Job: Turn each line of the data below into one string in a JSON list. Skip blank lines and leave the pictures out.
== Exercise data ==
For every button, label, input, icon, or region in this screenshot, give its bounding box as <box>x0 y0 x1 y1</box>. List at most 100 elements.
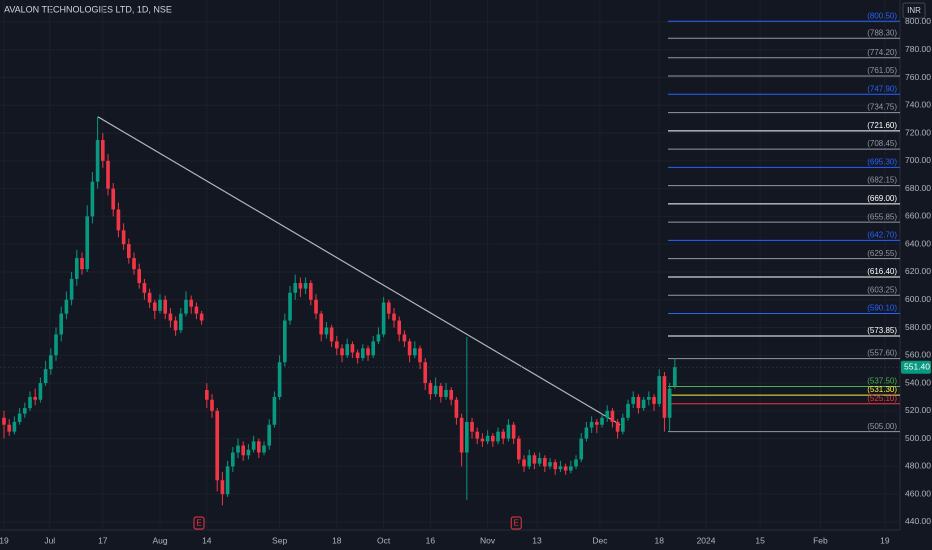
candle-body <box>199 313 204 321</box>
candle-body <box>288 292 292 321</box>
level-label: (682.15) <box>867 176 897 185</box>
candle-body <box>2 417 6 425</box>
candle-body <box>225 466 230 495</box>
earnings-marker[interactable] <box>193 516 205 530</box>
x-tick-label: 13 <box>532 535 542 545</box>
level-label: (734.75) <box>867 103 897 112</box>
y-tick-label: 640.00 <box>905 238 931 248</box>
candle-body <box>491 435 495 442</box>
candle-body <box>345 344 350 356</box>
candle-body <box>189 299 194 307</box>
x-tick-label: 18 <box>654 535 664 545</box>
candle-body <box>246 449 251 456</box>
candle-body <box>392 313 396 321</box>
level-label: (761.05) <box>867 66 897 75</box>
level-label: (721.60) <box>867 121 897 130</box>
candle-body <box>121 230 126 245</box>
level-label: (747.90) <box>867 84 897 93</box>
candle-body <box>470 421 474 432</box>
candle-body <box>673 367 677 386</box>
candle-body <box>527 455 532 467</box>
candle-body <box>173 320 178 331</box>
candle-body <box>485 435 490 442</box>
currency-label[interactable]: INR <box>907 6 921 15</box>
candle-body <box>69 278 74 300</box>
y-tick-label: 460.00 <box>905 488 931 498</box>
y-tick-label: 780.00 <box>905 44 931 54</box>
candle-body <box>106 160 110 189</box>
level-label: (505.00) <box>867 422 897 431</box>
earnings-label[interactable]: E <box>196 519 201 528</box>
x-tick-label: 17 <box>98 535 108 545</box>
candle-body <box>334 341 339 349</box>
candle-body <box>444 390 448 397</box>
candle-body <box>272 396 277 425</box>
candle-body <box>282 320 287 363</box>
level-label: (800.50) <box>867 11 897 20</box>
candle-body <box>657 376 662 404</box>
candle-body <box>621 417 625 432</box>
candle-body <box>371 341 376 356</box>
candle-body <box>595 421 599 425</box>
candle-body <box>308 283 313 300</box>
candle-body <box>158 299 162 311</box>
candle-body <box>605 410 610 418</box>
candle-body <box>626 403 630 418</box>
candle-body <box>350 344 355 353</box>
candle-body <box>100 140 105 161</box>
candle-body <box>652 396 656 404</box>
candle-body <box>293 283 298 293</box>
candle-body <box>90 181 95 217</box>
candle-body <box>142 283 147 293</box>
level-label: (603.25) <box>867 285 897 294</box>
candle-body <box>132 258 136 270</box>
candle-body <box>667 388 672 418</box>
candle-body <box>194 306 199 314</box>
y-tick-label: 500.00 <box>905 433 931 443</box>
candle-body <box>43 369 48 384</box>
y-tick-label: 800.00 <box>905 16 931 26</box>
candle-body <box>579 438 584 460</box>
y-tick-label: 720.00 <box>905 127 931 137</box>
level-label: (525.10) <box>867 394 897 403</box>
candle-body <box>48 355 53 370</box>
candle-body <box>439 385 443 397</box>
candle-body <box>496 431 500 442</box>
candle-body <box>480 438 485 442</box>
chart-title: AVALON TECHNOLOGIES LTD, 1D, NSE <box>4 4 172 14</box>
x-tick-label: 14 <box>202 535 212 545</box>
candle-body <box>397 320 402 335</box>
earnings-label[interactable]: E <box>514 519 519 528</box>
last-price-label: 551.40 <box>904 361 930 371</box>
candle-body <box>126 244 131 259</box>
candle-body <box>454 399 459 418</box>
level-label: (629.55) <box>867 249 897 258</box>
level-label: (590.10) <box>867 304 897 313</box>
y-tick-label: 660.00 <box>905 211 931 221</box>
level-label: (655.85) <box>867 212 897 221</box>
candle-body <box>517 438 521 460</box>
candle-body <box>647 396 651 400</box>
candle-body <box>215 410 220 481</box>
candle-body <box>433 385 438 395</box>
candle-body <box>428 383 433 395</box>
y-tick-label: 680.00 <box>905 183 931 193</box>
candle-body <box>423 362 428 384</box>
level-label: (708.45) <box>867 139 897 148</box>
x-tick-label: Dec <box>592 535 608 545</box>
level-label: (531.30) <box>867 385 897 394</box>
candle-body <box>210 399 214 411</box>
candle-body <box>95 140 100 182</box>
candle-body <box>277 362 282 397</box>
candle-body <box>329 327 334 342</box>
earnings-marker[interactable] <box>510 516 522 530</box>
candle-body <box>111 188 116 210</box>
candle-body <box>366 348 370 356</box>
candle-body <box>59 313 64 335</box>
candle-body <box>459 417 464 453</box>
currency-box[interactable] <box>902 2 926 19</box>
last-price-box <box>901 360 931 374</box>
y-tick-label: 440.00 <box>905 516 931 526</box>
===
Expected answer:
[
  "For every button, label, input, icon, or region in this screenshot, give its bounding box as <box>x0 y0 x1 y1</box>. List at most 100 elements.",
  "candle-body <box>199 313 204 321</box>",
  "candle-body <box>288 292 292 321</box>",
  "level-label: (682.15) <box>867 176 897 185</box>",
  "candle-body <box>2 417 6 425</box>",
  "candle-body <box>225 466 230 495</box>",
  "earnings-marker[interactable] <box>193 516 205 530</box>",
  "x-tick-label: 13 <box>532 535 542 545</box>",
  "level-label: (734.75) <box>867 103 897 112</box>",
  "y-tick-label: 640.00 <box>905 238 931 248</box>",
  "candle-body <box>491 435 495 442</box>",
  "candle-body <box>345 344 350 356</box>",
  "candle-body <box>189 299 194 307</box>",
  "x-tick-label: 18 <box>654 535 664 545</box>",
  "candle-body <box>246 449 251 456</box>",
  "candle-body <box>392 313 396 321</box>",
  "level-label: (761.05) <box>867 66 897 75</box>",
  "level-label: (721.60) <box>867 121 897 130</box>",
  "candle-body <box>121 230 126 245</box>",
  "level-label: (747.90) <box>867 84 897 93</box>",
  "candle-body <box>470 421 474 432</box>",
  "candle-body <box>673 367 677 386</box>",
  "candle-body <box>527 455 532 467</box>",
  "candle-body <box>173 320 178 331</box>",
  "candle-body <box>485 435 490 442</box>",
  "currency-label[interactable]: INR <box>907 6 921 15</box>",
  "candle-body <box>69 278 74 300</box>",
  "y-tick-label: 460.00 <box>905 488 931 498</box>",
  "y-tick-label: 780.00 <box>905 44 931 54</box>",
  "candle-body <box>106 160 110 189</box>",
  "level-label: (505.00) <box>867 422 897 431</box>",
  "earnings-label[interactable]: E <box>196 519 201 528</box>",
  "x-tick-label: 17 <box>98 535 108 545</box>",
  "candle-body <box>334 341 339 349</box>",
  "candle-body <box>444 390 448 397</box>",
  "candle-body <box>272 396 277 425</box>",
  "candle-body <box>282 320 287 363</box>",
  "level-label: (800.50) <box>867 11 897 20</box>",
  "candle-body <box>657 376 662 404</box>",
  "candle-body <box>621 417 625 432</box>",
  "candle-body <box>371 341 376 356</box>",
  "candle-body <box>595 421 599 425</box>",
  "candle-body <box>308 283 313 300</box>",
  "candle-body <box>158 299 162 311</box>",
  "candle-body <box>605 410 610 418</box>",
  "candle-body <box>626 403 630 418</box>",
  "candle-body <box>350 344 355 353</box>",
  "candle-body <box>100 140 105 161</box>",
  "candle-body <box>652 396 656 404</box>",
  "candle-body <box>293 283 298 293</box>",
  "candle-body <box>90 181 95 217</box>",
  "candle-body <box>142 283 147 293</box>",
  "level-label: (603.25) <box>867 285 897 294</box>",
  "candle-body <box>132 258 136 270</box>",
  "candle-body <box>667 388 672 418</box>",
  "candle-body <box>194 306 199 314</box>",
  "y-tick-label: 500.00 <box>905 433 931 443</box>",
  "candle-body <box>43 369 48 384</box>",
  "y-tick-label: 800.00 <box>905 16 931 26</box>",
  "candle-body <box>579 438 584 460</box>",
  "y-tick-label: 720.00 <box>905 127 931 137</box>",
  "level-label: (525.10) <box>867 394 897 403</box>",
  "candle-body <box>48 355 53 370</box>",
  "candle-body <box>439 385 443 397</box>",
  "candle-body <box>496 431 500 442</box>",
  "candle-body <box>480 438 485 442</box>",
  "chart-title: AVALON TECHNOLOGIES LTD, 1D, NSE <box>4 4 172 14</box>",
  "x-tick-label: 14 <box>202 535 212 545</box>",
  "candle-body <box>397 320 402 335</box>",
  "earnings-label[interactable]: E <box>514 519 519 528</box>",
  "last-price-label: 551.40 <box>904 361 930 371</box>",
  "candle-body <box>126 244 131 259</box>",
  "candle-body <box>454 399 459 418</box>",
  "level-label: (629.55) <box>867 249 897 258</box>",
  "level-label: (590.10) <box>867 304 897 313</box>",
  "y-tick-label: 660.00 <box>905 211 931 221</box>",
  "level-label: (655.85) <box>867 212 897 221</box>",
  "candle-body <box>517 438 521 460</box>",
  "candle-body <box>647 396 651 400</box>",
  "candle-body <box>215 410 220 481</box>",
  "candle-body <box>433 385 438 395</box>",
  "candle-body <box>428 383 433 395</box>",
  "y-tick-label: 680.00 <box>905 183 931 193</box>",
  "candle-body <box>423 362 428 384</box>",
  "level-label: (708.45) <box>867 139 897 148</box>",
  "x-tick-label: Dec <box>592 535 608 545</box>",
  "level-label: (531.30) <box>867 385 897 394</box>",
  "candle-body <box>210 399 214 411</box>",
  "candle-body <box>95 140 100 182</box>",
  "candle-body <box>277 362 282 397</box>",
  "candle-body <box>329 327 334 342</box>",
  "earnings-marker[interactable] <box>510 516 522 530</box>",
  "candle-body <box>111 188 116 210</box>",
  "candle-body <box>366 348 370 356</box>",
  "candle-body <box>59 313 64 335</box>",
  "candle-body <box>459 417 464 453</box>",
  "currency-box[interactable] <box>902 2 926 19</box>",
  "last-price-box <box>901 360 931 374</box>",
  "y-tick-label: 440.00 <box>905 516 931 526</box>"
]